- [Request] Transcribe the material verbatim in full; the pictures do not belong in the copy.

━━ Records provided

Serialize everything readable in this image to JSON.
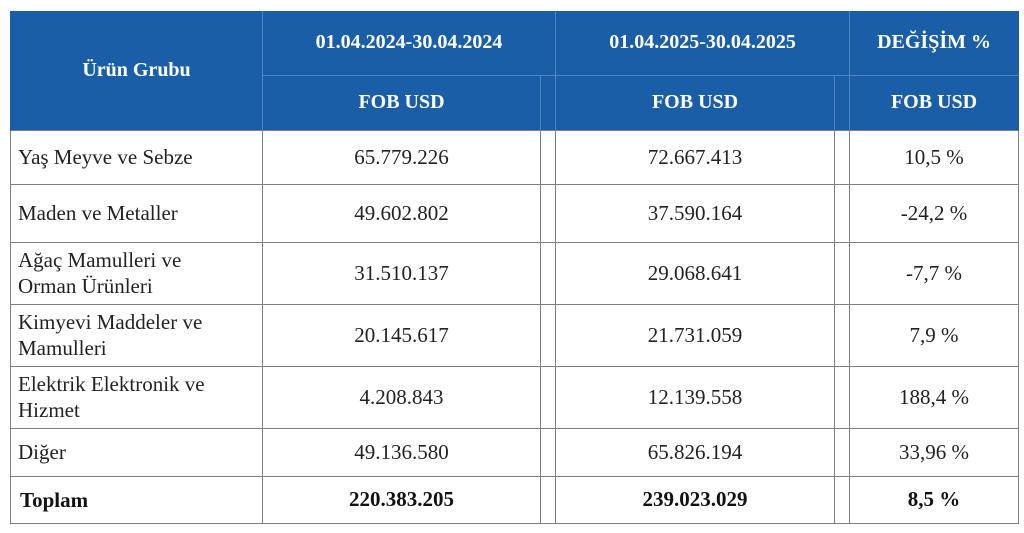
{
  "header": {
    "product_group": "Ürün Grubu",
    "period_2024": "01.04.2024-30.04.2024",
    "period_2025": "01.04.2025-30.04.2025",
    "change": "DEĞİŞİM %",
    "unit_2024": "FOB USD",
    "unit_2025": "FOB USD",
    "unit_change": "FOB USD"
  },
  "rows": [
    {
      "label": "Yaş Meyve ve Sebze",
      "v2024": "65.779.226",
      "v2025": "72.667.413",
      "change": "10,5 %"
    },
    {
      "label": "Maden ve Metaller",
      "v2024": "49.602.802",
      "v2025": "37.590.164",
      "change": "-24,2 %"
    },
    {
      "label_line1": "Ağaç Mamulleri ve",
      "label_line2": "Orman Ürünleri",
      "v2024": "31.510.137",
      "v2025": "29.068.641",
      "change": "-7,7 %"
    },
    {
      "label_line1": "Kimyevi Maddeler ve",
      "label_line2": "Mamulleri",
      "v2024": "20.145.617",
      "v2025": "21.731.059",
      "change": "7,9 %"
    },
    {
      "label_line1": "Elektrik Elektronik ve",
      "label_line2": "Hizmet",
      "v2024": "4.208.843",
      "v2025": "12.139.558",
      "change": "188,4 %"
    },
    {
      "label": "Diğer",
      "v2024": "49.136.580",
      "v2025": "65.826.194",
      "change": "33,96 %"
    }
  ],
  "total": {
    "label": "Toplam",
    "v2024": "220.383.205",
    "v2025": "239.023.029",
    "change": "8,5 %"
  },
  "colors": {
    "header_bg": "#1a5ea8",
    "header_text": "#ffffff",
    "border": "#7f7f7f"
  }
}
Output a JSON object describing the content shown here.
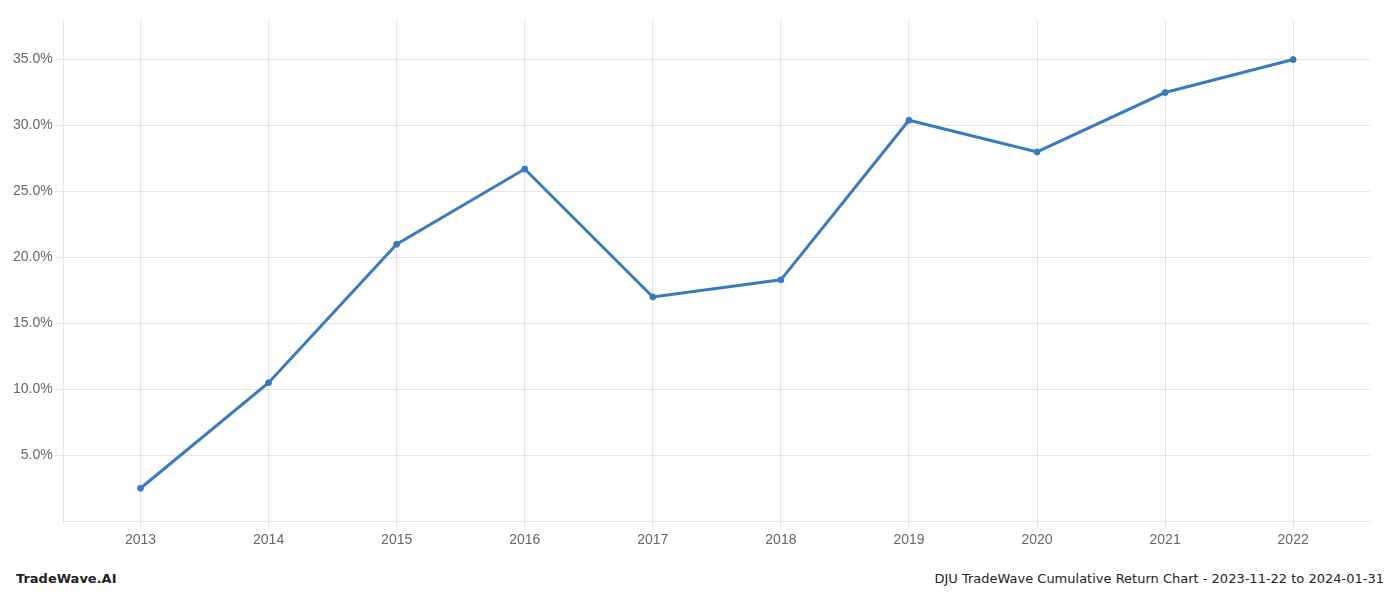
{
  "chart_data": {
    "type": "line",
    "x": [
      2013,
      2014,
      2015,
      2016,
      2017,
      2018,
      2019,
      2020,
      2021,
      2022
    ],
    "values": [
      2.5,
      10.5,
      21.0,
      26.7,
      17.0,
      18.3,
      30.4,
      28.0,
      32.5,
      35.0
    ],
    "color": "#3a7abf",
    "xlim": [
      2012.4,
      2022.6
    ],
    "xticks": [
      2013,
      2014,
      2015,
      2016,
      2017,
      2018,
      2019,
      2020,
      2021,
      2022
    ],
    "ylim": [
      0.0,
      38.0
    ],
    "yticks": [
      {
        "value": 5.0,
        "label": "5.0%"
      },
      {
        "value": 10.0,
        "label": "10.0%"
      },
      {
        "value": 15.0,
        "label": "15.0%"
      },
      {
        "value": 20.0,
        "label": "20.0%"
      },
      {
        "value": 25.0,
        "label": "25.0%"
      },
      {
        "value": 30.0,
        "label": "30.0%"
      },
      {
        "value": 35.0,
        "label": "35.0%"
      }
    ],
    "grid": true,
    "annotations": [
      "TradeWave.AI",
      "DJU TradeWave Cumulative Return Chart - 2023-11-22 to 2024-01-31"
    ]
  }
}
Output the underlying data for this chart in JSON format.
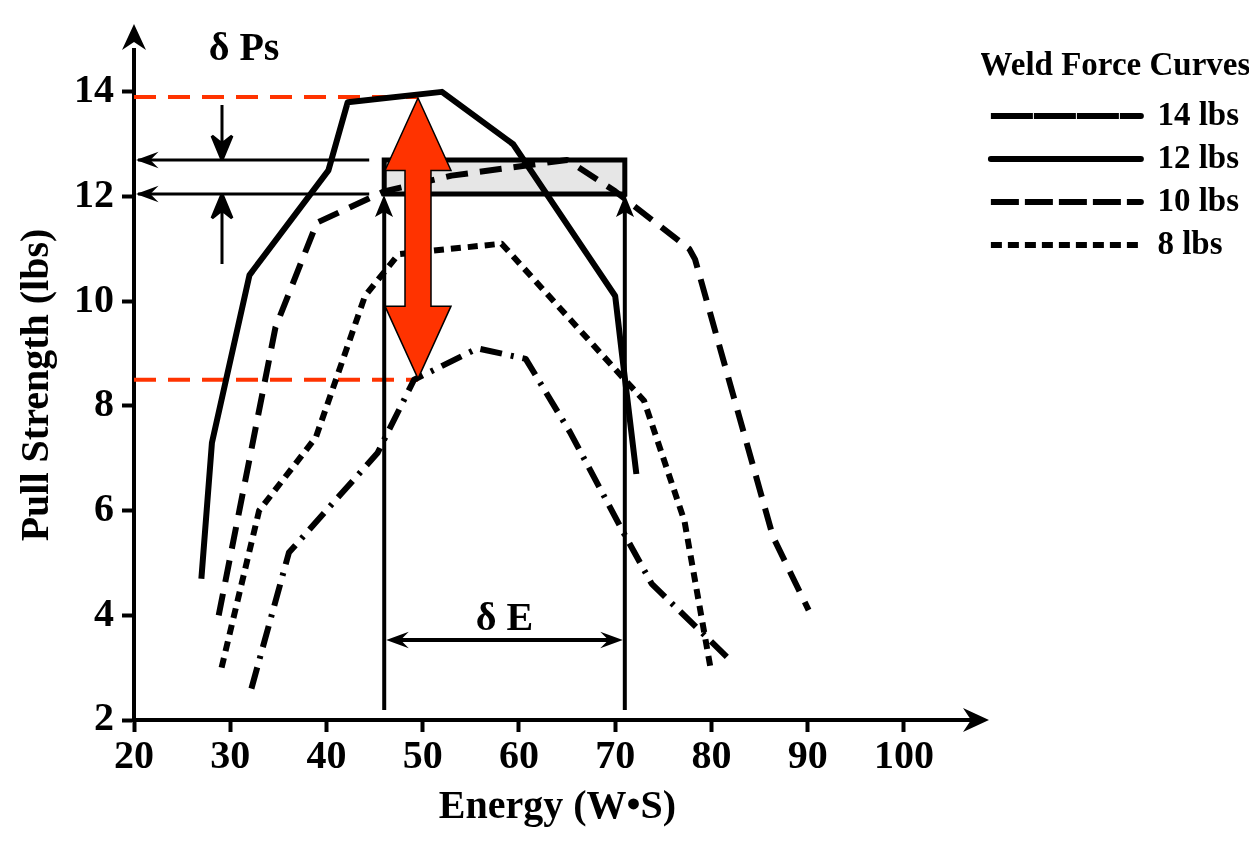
{
  "chart_data": {
    "type": "line",
    "xlabel": "Energy (W•S)",
    "ylabel": "Pull Strength (lbs)",
    "legend_title": "Weld Force Curves",
    "legend": "top right",
    "xlim": [
      20,
      108
    ],
    "xticks": [
      20,
      30,
      40,
      50,
      60,
      70,
      80,
      90,
      100
    ],
    "ylim": [
      2,
      14.8
    ],
    "yticks": [
      2,
      4,
      6,
      8,
      10,
      12,
      14
    ],
    "marker": "none",
    "series": [
      {
        "name": "14 lbs",
        "color": "#000000",
        "line_style": "dashdot",
        "x": [
          32.2,
          36.1,
          45.3,
          49.1,
          55.7,
          60.7,
          65.3,
          71.1,
          73.8,
          82.2
        ],
        "values": [
          2.6,
          5.2,
          7.1,
          8.5,
          9.1,
          8.9,
          7.5,
          5.5,
          4.6,
          3.1
        ]
      },
      {
        "name": "12 lbs",
        "color": "#000000",
        "line_style": "solid",
        "x": [
          27.0,
          28.1,
          32.0,
          40.2,
          42.2,
          52.0,
          59.4,
          70.0,
          70.7,
          72.2
        ],
        "values": [
          4.7,
          7.3,
          10.5,
          12.5,
          13.8,
          14.0,
          13.0,
          10.1,
          9.0,
          6.7
        ]
      },
      {
        "name": "10 lbs",
        "color": "#000000",
        "line_style": "dashed",
        "x": [
          28.8,
          34.7,
          39.0,
          46.0,
          53.0,
          65.0,
          70.0,
          77.7,
          78.3,
          86.4,
          90.1
        ],
        "values": [
          4.0,
          9.5,
          11.5,
          12.1,
          12.4,
          12.7,
          12.1,
          11.0,
          10.8,
          5.5,
          4.1
        ]
      },
      {
        "name": "8 lbs",
        "color": "#000000",
        "line_style": "dotted",
        "x": [
          29.1,
          33.0,
          38.9,
          44.0,
          47.5,
          58.2,
          70.5,
          73.0,
          77.2,
          79.9
        ],
        "values": [
          3.0,
          6.0,
          7.4,
          10.1,
          10.9,
          11.1,
          8.6,
          8.1,
          5.8,
          3.0
        ]
      }
    ],
    "ref_lines": [
      {
        "axis": "y",
        "value": 13.9,
        "color": "#ff3300",
        "line_style": "dashed"
      },
      {
        "axis": "y",
        "value": 8.5,
        "color": "#ff3300",
        "line_style": "dashed"
      },
      {
        "axis": "x",
        "value": 46,
        "color": "#000000",
        "line_style": "solid"
      },
      {
        "axis": "x",
        "value": 71,
        "color": "#000000",
        "line_style": "solid"
      }
    ],
    "bands": [
      {
        "axis": "y",
        "from": 12.05,
        "to": 12.7,
        "color": "#e6e6e6"
      }
    ],
    "annotations": [
      "δ Ps",
      "δ E"
    ]
  }
}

━━━━

- [Final result]
Serialize everything readable in this image to JSON.
{
  "header": {
    "product_group": "Ürün Grubu",
    "period_2024": "01.04.2024-30.04.2024",
    "period_2025": "01.04.2025-30.04.2025",
    "change": "DEĞİŞİM %",
    "unit_2024": "FOB USD",
    "unit_2025": "FOB USD",
    "unit_change": "FOB USD"
  },
  "rows": [
    {
      "label": "Yaş Meyve ve Sebze",
      "v2024": "65.779.226",
      "v2025": "72.667.413",
      "change": "10,5 %"
    },
    {
      "label": "Maden ve Metaller",
      "v2024": "49.602.802",
      "v2025": "37.590.164",
      "change": "-24,2 %"
    },
    {
      "label_line1": "Ağaç Mamulleri ve",
      "label_line2": "Orman Ürünleri",
      "v2024": "31.510.137",
      "v2025": "29.068.641",
      "change": "-7,7 %"
    },
    {
      "label_line1": "Kimyevi Maddeler ve",
      "label_line2": "Mamulleri",
      "v2024": "20.145.617",
      "v2025": "21.731.059",
      "change": "7,9 %"
    },
    {
      "label_line1": "Elektrik Elektronik ve",
      "label_line2": "Hizmet",
      "v2024": "4.208.843",
      "v2025": "12.139.558",
      "change": "188,4 %"
    },
    {
      "label": "Diğer",
      "v2024": "49.136.580",
      "v2025": "65.826.194",
      "change": "33,96 %"
    }
  ],
  "total": {
    "label": "Toplam",
    "v2024": "220.383.205",
    "v2025": "239.023.029",
    "change": "8,5 %"
  },
  "colors": {
    "header_bg": "#1a5ea8",
    "header_text": "#ffffff",
    "border": "#7f7f7f"
  }
}
Output a JSON object describing the content shown here.
{
  "chart_data": {
    "type": "line",
    "x": [
      2013,
      2014,
      2015,
      2016,
      2017,
      2018,
      2019,
      2020,
      2021,
      2022
    ],
    "values": [
      2.5,
      10.5,
      21.0,
      26.7,
      17.0,
      18.3,
      30.4,
      28.0,
      32.5,
      35.0
    ],
    "color": "#3a7abf",
    "xlim": [
      2012.4,
      2022.6
    ],
    "xticks": [
      2013,
      2014,
      2015,
      2016,
      2017,
      2018,
      2019,
      2020,
      2021,
      2022
    ],
    "ylim": [
      0.0,
      38.0
    ],
    "yticks": [
      {
        "value": 5.0,
        "label": "5.0%"
      },
      {
        "value": 10.0,
        "label": "10.0%"
      },
      {
        "value": 15.0,
        "label": "15.0%"
      },
      {
        "value": 20.0,
        "label": "20.0%"
      },
      {
        "value": 25.0,
        "label": "25.0%"
      },
      {
        "value": 30.0,
        "label": "30.0%"
      },
      {
        "value": 35.0,
        "label": "35.0%"
      }
    ],
    "grid": true,
    "annotations": [
      "TradeWave.AI",
      "DJU TradeWave Cumulative Return Chart - 2023-11-22 to 2024-01-31"
    ]
  }
}
Output the underlying data for this chart in JSON format.
{
  "chart_data": {
    "type": "line",
    "xlabel": "Energy (W•S)",
    "ylabel": "Pull Strength (lbs)",
    "legend_title": "Weld Force Curves",
    "legend": "top right",
    "xlim": [
      20,
      108
    ],
    "xticks": [
      20,
      30,
      40,
      50,
      60,
      70,
      80,
      90,
      100
    ],
    "ylim": [
      2,
      14.8
    ],
    "yticks": [
      2,
      4,
      6,
      8,
      10,
      12,
      14
    ],
    "marker": "none",
    "series": [
      {
        "name": "14 lbs",
        "color": "#000000",
        "line_style": "dashdot",
        "x": [
          32.2,
          36.1,
          45.3,
          49.1,
          55.7,
          60.7,
          65.3,
          71.1,
          73.8,
          82.2
        ],
        "values": [
          2.6,
          5.2,
          7.1,
          8.5,
          9.1,
          8.9,
          7.5,
          5.5,
          4.6,
          3.1
        ]
      },
      {
        "name": "12 lbs",
        "color": "#000000",
        "line_style": "solid",
        "x": [
          27.0,
          28.1,
          32.0,
          40.2,
          42.2,
          52.0,
          59.4,
          70.0,
          70.7,
          72.2
        ],
        "values": [
          4.7,
          7.3,
          10.5,
          12.5,
          13.8,
          14.0,
          13.0,
          10.1,
          9.0,
          6.7
        ]
      },
      {
        "name": "10 lbs",
        "color": "#000000",
        "line_style": "dashed",
        "x": [
          28.8,
          34.7,
          39.0,
          46.0,
          53.0,
          65.0,
          70.0,
          77.7,
          78.3,
          86.4,
          90.1
        ],
        "values": [
          4.0,
          9.5,
          11.5,
          12.1,
          12.4,
          12.7,
          12.1,
          11.0,
          10.8,
          5.5,
          4.1
        ]
      },
      {
        "name": "8 lbs",
        "color": "#000000",
        "line_style": "dotted",
        "x": [
          29.1,
          33.0,
          38.9,
          44.0,
          47.5,
          58.2,
          70.5,
          73.0,
          77.2,
          79.9
        ],
        "values": [
          3.0,
          6.0,
          7.4,
          10.1,
          10.9,
          11.1,
          8.6,
          8.1,
          5.8,
          3.0
        ]
      }
    ],
    "ref_lines": [
      {
        "axis": "y",
        "value": 13.9,
        "color": "#ff3300",
        "line_style": "dashed"
      },
      {
        "axis": "y",
        "value": 8.5,
        "color": "#ff3300",
        "line_style": "dashed"
      },
      {
        "axis": "x",
        "value": 46,
        "color": "#000000",
        "line_style": "solid"
      },
      {
        "axis": "x",
        "value": 71,
        "color": "#000000",
        "line_style": "solid"
      }
    ],
    "bands": [
      {
        "axis": "y",
        "from": 12.05,
        "to": 12.7,
        "color": "#e6e6e6"
      }
    ],
    "annotations": [
      "δ Ps",
      "δ E"
    ]
  }
}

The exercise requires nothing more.